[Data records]
= = = = = = =

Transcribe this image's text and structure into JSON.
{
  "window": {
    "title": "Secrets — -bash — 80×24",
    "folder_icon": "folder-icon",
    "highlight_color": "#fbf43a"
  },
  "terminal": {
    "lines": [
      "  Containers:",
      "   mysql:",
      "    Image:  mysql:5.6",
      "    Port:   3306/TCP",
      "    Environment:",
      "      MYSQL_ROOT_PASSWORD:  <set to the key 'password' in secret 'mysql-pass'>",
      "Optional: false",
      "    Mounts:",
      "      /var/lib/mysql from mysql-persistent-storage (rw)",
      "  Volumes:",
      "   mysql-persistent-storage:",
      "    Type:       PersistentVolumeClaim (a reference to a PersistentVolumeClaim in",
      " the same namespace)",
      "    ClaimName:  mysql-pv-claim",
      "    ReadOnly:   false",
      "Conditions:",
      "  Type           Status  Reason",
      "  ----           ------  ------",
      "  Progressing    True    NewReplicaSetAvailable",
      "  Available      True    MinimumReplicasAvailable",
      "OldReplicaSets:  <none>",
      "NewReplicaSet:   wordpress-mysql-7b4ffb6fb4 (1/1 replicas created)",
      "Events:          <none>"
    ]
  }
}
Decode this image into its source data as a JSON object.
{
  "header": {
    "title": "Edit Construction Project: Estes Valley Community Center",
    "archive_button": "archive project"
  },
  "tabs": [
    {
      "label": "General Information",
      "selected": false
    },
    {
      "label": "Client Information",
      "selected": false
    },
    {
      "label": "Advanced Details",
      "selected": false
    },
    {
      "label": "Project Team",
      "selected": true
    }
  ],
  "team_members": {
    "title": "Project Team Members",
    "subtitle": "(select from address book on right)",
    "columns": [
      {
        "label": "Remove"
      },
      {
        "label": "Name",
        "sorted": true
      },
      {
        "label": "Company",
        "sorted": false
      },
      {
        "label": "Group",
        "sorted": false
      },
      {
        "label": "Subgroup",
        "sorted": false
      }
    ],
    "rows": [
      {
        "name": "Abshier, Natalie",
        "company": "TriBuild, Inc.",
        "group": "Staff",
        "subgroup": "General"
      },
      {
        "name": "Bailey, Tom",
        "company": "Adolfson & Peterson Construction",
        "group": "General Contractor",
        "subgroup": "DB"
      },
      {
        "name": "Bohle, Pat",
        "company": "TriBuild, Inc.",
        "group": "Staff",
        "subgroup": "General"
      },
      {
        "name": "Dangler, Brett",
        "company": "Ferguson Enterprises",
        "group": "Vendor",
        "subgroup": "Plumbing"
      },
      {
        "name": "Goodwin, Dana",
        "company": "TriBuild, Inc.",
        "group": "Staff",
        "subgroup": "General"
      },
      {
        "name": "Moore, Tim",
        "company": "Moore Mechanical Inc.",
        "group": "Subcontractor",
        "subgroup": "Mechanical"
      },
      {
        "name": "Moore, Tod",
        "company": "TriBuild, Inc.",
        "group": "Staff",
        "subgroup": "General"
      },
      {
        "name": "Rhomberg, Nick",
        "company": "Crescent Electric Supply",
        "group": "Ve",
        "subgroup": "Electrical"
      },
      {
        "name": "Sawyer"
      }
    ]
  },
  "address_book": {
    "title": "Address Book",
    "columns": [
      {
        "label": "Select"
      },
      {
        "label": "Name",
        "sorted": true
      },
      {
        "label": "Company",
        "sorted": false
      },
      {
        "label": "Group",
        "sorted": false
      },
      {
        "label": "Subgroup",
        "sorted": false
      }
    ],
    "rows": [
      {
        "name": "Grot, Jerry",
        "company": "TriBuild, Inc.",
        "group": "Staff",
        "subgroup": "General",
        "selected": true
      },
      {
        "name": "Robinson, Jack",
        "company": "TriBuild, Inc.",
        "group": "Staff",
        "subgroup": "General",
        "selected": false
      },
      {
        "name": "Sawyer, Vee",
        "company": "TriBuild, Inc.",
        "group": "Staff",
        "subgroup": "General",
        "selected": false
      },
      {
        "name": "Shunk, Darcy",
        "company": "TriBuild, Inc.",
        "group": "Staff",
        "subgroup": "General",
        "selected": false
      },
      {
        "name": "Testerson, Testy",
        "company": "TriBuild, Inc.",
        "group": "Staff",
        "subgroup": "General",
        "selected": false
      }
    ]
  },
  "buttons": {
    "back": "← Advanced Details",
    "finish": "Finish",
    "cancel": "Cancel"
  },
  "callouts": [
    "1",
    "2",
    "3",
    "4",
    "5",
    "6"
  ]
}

= = = = = = =

How many of the lines above hold the word "storage"? Give only that number.

2